>> Start TASK INPUTS

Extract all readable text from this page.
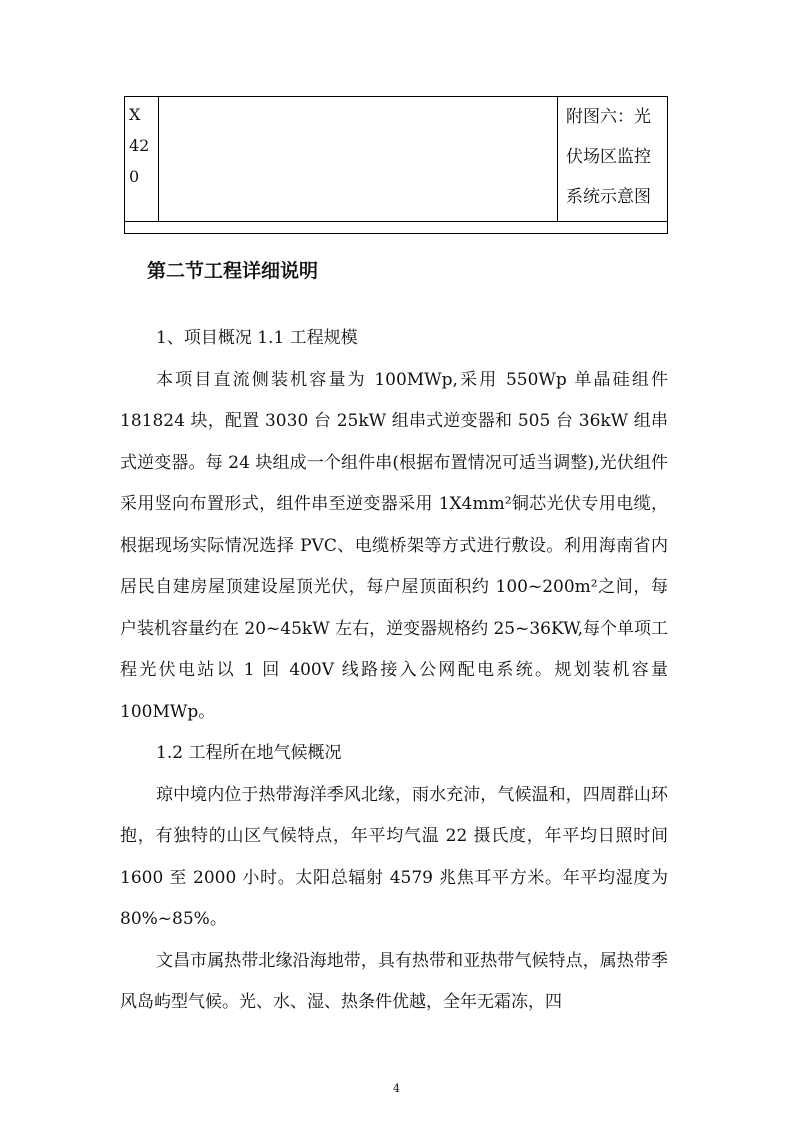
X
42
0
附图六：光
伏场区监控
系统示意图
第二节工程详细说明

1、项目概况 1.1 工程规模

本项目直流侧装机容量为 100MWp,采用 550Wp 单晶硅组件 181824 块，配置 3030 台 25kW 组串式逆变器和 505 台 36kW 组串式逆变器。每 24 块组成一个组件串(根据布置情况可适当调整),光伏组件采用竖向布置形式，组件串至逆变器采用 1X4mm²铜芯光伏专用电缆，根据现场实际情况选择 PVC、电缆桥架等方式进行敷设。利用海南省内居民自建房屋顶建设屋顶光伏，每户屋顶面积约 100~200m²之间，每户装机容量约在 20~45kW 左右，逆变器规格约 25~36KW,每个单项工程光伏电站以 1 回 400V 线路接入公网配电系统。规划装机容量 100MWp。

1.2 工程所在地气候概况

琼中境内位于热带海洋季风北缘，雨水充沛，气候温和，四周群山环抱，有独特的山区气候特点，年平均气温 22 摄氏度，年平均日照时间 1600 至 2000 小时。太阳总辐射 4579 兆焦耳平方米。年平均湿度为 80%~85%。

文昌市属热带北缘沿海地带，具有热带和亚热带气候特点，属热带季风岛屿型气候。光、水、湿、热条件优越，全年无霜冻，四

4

>> End TASK INPUTS
>> Start TASK INPUTS

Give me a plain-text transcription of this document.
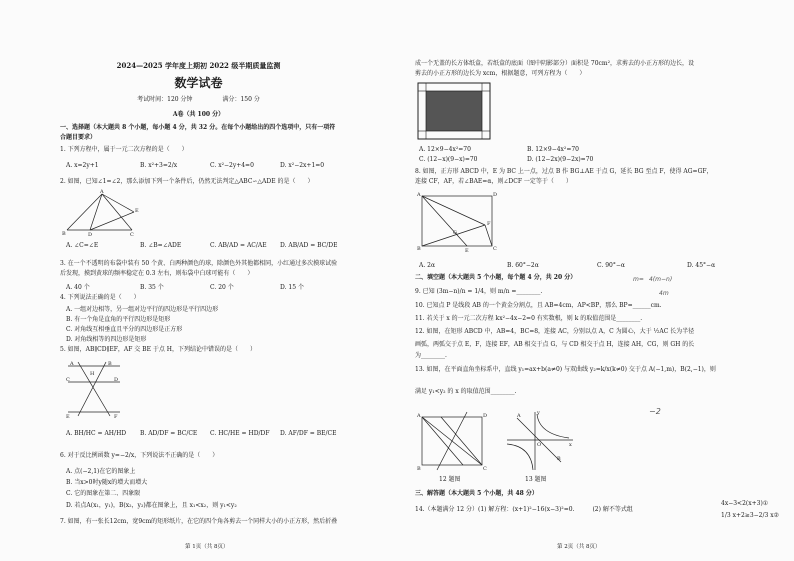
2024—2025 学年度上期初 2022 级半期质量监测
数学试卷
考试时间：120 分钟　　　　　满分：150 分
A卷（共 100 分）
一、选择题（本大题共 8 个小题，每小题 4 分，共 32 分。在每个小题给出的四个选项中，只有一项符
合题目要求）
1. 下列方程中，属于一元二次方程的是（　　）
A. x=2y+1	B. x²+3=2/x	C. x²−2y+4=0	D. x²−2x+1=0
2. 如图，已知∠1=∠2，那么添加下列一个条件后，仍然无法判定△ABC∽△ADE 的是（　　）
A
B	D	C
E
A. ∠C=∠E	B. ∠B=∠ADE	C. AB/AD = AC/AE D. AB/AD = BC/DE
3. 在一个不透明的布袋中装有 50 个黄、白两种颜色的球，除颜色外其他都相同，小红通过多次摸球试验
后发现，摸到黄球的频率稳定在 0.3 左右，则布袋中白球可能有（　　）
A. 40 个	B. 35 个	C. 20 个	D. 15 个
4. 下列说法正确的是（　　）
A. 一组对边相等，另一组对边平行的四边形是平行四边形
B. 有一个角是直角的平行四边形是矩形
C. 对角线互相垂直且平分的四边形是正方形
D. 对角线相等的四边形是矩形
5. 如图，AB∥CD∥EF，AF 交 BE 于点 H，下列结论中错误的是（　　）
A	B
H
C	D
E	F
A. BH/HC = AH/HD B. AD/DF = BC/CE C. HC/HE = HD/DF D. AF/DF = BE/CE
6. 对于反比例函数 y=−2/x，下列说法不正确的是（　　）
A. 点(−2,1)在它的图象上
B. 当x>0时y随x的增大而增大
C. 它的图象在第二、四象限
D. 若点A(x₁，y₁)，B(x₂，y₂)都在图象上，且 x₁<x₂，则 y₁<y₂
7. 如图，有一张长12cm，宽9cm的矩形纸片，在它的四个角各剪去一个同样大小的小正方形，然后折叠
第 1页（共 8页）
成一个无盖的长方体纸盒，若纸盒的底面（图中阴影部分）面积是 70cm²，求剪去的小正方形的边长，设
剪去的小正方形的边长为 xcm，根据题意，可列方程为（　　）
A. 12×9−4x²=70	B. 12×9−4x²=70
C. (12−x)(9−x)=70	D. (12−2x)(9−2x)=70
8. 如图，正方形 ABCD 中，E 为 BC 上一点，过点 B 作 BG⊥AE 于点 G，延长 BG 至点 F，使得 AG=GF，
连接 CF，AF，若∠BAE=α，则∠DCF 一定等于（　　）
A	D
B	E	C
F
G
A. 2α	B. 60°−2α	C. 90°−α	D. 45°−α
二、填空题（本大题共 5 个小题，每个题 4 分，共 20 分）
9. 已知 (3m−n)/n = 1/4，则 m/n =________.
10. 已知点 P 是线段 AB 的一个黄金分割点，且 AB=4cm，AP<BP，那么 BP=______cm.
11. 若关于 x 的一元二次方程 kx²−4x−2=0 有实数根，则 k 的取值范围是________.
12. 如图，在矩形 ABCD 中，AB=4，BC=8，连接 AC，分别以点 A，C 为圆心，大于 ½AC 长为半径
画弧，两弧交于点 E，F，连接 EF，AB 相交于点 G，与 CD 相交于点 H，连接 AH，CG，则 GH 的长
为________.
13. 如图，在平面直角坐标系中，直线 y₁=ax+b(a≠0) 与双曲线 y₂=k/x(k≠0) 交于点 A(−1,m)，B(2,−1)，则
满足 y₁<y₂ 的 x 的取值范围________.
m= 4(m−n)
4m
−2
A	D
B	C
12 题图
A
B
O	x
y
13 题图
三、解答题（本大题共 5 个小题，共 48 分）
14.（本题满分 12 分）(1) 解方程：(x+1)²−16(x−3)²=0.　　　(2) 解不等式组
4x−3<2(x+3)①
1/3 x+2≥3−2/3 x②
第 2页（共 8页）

>> End TASK INPUTS

▶ _GIVEN TASK_: Gather each line that holds "this".

▶ _TASK SOLUTION_:
Extract all readable text from this page.
Give me a plain-text transcription of this document.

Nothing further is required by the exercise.